* **Task requirements**:
Locate the lines that hold the string "screenshot". Copy every such line.

start Supplied records

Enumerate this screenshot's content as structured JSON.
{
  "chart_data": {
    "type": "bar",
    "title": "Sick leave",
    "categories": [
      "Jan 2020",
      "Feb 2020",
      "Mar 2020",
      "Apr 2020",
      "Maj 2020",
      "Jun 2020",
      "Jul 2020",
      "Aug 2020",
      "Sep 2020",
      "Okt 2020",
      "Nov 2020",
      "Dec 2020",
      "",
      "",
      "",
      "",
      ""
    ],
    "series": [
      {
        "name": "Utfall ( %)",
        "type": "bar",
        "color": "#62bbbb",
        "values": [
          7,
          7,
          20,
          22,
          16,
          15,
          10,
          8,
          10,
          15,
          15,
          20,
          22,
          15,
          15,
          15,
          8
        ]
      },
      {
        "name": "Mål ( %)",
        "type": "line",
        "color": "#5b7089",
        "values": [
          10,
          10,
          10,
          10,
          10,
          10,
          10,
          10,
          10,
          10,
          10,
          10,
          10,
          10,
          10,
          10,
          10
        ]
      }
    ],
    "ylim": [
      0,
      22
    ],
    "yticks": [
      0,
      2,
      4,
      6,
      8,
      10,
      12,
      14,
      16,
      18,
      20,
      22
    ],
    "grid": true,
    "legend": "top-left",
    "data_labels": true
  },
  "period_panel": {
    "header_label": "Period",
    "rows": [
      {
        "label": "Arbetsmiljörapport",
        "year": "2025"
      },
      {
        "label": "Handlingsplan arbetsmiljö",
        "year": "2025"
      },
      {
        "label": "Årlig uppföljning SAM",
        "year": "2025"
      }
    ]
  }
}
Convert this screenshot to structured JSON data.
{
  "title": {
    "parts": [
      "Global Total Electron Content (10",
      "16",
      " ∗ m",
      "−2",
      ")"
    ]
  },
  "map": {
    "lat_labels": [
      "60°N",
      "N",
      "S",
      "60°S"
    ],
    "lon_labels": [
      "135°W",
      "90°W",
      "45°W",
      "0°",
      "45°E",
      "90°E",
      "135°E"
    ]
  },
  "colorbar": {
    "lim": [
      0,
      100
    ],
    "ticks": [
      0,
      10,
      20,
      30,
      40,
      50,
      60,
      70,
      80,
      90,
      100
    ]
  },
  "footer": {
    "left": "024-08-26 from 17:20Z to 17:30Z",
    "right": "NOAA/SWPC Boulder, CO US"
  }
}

end Supplied records

* **Reply to the task**:
Enumerate this screenshot's content as structured JSON.
Convert this screenshot to structured JSON data.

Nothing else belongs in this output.